- **Exercise description**: Using the data beneath, show every line that includes the word "Правительства".

- **Provided records**:
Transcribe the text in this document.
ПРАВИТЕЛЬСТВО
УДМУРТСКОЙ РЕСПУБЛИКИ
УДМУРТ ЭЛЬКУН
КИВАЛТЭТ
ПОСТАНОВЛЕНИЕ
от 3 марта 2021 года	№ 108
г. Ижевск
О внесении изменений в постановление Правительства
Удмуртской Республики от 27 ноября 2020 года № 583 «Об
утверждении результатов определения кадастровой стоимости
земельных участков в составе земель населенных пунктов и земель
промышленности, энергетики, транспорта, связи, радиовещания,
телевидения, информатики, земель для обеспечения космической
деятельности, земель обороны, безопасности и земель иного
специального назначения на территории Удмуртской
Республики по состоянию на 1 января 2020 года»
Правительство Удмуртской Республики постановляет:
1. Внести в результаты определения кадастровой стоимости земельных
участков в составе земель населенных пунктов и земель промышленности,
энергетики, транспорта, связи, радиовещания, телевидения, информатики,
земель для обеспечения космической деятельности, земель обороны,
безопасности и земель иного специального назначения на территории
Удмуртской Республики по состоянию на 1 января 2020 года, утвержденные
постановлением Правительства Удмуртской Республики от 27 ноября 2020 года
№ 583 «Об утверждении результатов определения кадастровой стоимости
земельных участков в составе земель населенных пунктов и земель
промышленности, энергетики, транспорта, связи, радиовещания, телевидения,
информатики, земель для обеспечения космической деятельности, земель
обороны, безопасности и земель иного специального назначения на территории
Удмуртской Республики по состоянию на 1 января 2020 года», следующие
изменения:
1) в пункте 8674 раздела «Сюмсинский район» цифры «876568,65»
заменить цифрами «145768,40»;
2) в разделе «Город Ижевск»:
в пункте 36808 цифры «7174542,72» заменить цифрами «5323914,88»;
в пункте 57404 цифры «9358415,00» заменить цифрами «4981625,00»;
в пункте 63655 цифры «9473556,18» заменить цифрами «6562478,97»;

- **The completed task**:
О внесении изменений в постановление Правительства
постановлением Правительства Удмуртской Республики от 27 ноября 2020 года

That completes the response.